[Dataset records]
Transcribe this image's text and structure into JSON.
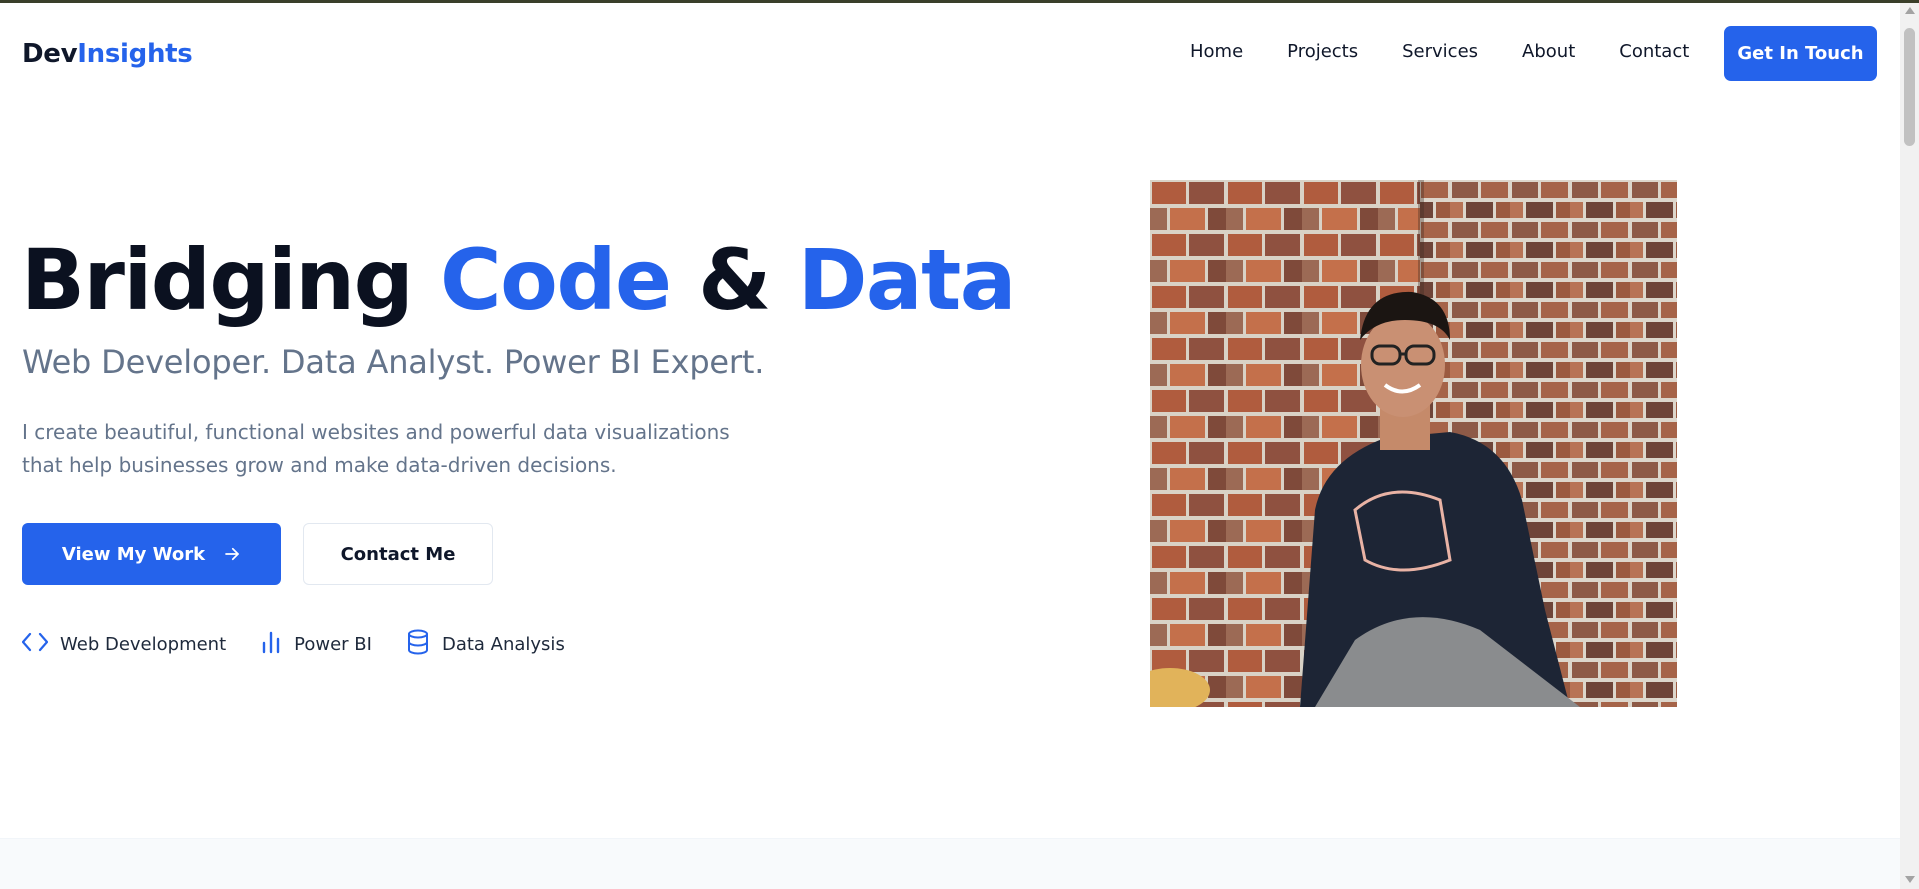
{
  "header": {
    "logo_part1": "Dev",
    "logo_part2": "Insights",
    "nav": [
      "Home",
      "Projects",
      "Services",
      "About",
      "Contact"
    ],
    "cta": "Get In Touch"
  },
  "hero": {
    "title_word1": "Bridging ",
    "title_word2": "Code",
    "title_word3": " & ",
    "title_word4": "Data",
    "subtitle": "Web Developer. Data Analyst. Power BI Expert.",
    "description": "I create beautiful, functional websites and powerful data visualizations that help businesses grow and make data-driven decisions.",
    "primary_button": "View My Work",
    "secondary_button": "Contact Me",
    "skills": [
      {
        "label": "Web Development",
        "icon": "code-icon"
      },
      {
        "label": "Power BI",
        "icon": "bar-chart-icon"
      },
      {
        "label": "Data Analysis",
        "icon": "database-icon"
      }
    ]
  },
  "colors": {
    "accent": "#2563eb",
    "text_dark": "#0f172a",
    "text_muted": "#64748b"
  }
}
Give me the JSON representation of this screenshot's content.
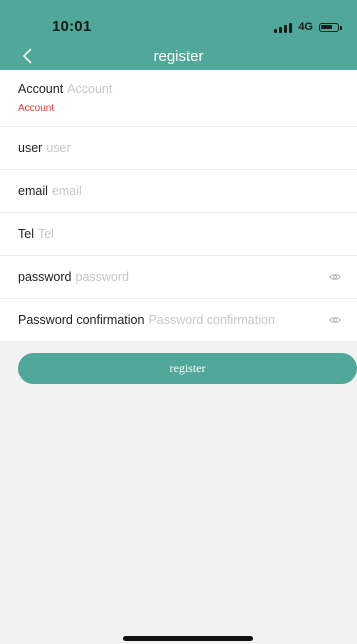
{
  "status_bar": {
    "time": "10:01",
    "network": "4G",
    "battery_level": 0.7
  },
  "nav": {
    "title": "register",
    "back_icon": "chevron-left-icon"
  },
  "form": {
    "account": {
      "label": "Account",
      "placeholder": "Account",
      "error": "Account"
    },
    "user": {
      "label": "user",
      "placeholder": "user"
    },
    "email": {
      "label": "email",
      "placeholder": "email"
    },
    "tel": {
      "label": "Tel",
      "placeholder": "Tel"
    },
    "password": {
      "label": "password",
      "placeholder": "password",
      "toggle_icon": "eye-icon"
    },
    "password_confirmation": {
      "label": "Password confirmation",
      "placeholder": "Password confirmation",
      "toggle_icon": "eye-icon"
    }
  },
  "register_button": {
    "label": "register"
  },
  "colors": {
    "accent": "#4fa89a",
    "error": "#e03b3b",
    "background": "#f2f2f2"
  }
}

◆ Task brief
Every line above should be repeated exactly; pictures stay out of the copy.

◆ Full output
Transcribe this image's text and structure into JSON.
{
  "header": {
    "logo_part1": "Dev",
    "logo_part2": "Insights",
    "nav": [
      "Home",
      "Projects",
      "Services",
      "About",
      "Contact"
    ],
    "cta": "Get In Touch"
  },
  "hero": {
    "title_word1": "Bridging ",
    "title_word2": "Code",
    "title_word3": " & ",
    "title_word4": "Data",
    "subtitle": "Web Developer. Data Analyst. Power BI Expert.",
    "description": "I create beautiful, functional websites and powerful data visualizations that help businesses grow and make data-driven decisions.",
    "primary_button": "View My Work",
    "secondary_button": "Contact Me",
    "skills": [
      {
        "label": "Web Development",
        "icon": "code-icon"
      },
      {
        "label": "Power BI",
        "icon": "bar-chart-icon"
      },
      {
        "label": "Data Analysis",
        "icon": "database-icon"
      }
    ]
  },
  "colors": {
    "accent": "#2563eb",
    "text_dark": "#0f172a",
    "text_muted": "#64748b"
  }
}
Give me the JSON representation of this screenshot's content.
{
  "status_bar": {
    "time": "10:01",
    "network": "4G",
    "battery_level": 0.7
  },
  "nav": {
    "title": "register",
    "back_icon": "chevron-left-icon"
  },
  "form": {
    "account": {
      "label": "Account",
      "placeholder": "Account",
      "error": "Account"
    },
    "user": {
      "label": "user",
      "placeholder": "user"
    },
    "email": {
      "label": "email",
      "placeholder": "email"
    },
    "tel": {
      "label": "Tel",
      "placeholder": "Tel"
    },
    "password": {
      "label": "password",
      "placeholder": "password",
      "toggle_icon": "eye-icon"
    },
    "password_confirmation": {
      "label": "Password confirmation",
      "placeholder": "Password confirmation",
      "toggle_icon": "eye-icon"
    }
  },
  "register_button": {
    "label": "register"
  },
  "colors": {
    "accent": "#4fa89a",
    "error": "#e03b3b",
    "background": "#f2f2f2"
  }
}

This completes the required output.